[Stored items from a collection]

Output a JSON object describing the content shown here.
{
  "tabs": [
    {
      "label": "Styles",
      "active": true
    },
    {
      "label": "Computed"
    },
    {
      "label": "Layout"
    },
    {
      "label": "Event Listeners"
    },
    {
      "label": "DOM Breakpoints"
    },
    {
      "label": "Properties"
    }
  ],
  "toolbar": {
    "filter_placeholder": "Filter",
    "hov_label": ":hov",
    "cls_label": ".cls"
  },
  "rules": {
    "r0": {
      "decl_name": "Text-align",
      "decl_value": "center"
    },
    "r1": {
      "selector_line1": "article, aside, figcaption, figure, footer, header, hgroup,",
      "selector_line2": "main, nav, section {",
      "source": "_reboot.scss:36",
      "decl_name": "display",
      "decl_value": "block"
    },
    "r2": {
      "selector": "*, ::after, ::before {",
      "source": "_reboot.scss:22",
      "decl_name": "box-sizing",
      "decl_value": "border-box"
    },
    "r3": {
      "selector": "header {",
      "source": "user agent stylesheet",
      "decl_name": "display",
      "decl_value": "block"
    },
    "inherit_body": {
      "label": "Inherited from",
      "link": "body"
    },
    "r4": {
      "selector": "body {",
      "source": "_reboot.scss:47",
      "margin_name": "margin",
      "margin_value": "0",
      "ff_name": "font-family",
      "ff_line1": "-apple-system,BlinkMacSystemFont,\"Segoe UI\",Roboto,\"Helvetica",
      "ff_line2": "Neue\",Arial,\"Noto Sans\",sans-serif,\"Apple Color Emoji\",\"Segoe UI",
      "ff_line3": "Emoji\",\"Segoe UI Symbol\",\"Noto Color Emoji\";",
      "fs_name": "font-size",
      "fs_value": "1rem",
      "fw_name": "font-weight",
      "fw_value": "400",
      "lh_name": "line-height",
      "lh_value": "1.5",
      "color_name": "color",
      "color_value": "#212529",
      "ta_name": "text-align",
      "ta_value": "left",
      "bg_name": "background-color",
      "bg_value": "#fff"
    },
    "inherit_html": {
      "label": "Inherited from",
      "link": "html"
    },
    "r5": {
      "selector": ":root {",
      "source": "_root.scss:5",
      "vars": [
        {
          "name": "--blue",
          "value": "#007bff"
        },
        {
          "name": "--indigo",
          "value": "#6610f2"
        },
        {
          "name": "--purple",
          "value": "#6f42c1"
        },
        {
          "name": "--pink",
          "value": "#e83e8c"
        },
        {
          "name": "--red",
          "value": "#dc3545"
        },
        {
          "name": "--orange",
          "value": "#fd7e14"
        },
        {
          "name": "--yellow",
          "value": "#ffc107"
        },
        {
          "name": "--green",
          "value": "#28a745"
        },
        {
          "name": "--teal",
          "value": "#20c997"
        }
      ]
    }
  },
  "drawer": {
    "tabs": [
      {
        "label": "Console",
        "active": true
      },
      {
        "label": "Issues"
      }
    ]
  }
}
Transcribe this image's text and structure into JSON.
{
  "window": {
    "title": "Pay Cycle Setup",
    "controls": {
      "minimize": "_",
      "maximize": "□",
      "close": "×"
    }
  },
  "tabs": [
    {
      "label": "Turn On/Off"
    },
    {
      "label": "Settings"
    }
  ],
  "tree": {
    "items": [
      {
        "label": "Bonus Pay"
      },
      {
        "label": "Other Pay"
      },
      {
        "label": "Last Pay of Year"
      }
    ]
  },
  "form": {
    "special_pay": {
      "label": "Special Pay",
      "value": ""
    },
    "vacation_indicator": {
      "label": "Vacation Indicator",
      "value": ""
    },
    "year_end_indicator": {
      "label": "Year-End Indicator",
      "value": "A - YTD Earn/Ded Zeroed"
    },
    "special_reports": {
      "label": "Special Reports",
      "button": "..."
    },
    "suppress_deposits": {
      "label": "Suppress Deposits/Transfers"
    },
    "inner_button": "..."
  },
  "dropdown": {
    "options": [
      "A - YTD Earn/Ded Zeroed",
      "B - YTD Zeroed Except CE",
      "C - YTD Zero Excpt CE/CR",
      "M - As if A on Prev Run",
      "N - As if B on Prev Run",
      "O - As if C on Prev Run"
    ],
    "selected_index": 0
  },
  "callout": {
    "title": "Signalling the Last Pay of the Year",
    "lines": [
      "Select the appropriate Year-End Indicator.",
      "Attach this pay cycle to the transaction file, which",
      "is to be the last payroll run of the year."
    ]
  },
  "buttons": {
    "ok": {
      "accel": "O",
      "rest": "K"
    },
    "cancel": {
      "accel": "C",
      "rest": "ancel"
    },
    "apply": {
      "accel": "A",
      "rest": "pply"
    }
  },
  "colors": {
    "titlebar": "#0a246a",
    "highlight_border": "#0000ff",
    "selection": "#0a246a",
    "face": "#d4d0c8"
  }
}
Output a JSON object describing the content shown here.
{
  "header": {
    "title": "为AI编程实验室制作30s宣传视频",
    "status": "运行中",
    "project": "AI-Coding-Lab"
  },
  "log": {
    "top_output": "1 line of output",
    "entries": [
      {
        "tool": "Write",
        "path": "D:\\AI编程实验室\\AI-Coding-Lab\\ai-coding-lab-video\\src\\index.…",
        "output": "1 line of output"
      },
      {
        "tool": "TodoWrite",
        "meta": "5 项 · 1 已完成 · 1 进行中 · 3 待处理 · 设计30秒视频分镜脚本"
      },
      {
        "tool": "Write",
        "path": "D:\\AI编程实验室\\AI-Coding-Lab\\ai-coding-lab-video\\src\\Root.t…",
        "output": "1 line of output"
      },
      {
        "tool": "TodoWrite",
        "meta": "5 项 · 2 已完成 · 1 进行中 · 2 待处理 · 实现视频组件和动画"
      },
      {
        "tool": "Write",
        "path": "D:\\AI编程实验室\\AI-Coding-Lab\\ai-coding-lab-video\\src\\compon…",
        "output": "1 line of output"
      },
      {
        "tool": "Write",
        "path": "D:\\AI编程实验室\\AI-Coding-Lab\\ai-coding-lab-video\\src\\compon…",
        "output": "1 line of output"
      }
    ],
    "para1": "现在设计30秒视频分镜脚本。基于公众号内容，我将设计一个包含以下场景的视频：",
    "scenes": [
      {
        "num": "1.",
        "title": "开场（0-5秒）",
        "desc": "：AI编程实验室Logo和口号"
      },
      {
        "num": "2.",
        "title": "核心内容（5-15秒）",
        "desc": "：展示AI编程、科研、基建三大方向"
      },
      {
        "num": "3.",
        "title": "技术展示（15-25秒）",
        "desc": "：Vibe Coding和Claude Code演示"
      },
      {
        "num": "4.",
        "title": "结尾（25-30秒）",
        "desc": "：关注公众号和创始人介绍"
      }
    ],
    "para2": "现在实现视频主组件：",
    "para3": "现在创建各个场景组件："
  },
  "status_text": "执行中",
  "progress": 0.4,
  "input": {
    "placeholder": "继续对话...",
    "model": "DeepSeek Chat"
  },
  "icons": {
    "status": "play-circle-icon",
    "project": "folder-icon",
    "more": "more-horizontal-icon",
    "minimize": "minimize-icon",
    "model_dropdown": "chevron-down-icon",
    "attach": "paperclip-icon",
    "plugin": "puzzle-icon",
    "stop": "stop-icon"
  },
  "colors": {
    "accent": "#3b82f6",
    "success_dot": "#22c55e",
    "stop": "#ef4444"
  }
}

PROMPT
Identify the lines above that contain the word "Segoe", then copy them.

FINISHED ANSWER
      "ff_line1": "-apple-system,BlinkMacSystemFont,\"Segoe UI\",Roboto,\"Helvetica",
      "ff_line2": "Neue\",Arial,\"Noto Sans\",sans-serif,\"Apple Color Emoji\",\"Segoe UI",
      "ff_line3": "Emoji\",\"Segoe UI Symbol\",\"Noto Color Emoji\";",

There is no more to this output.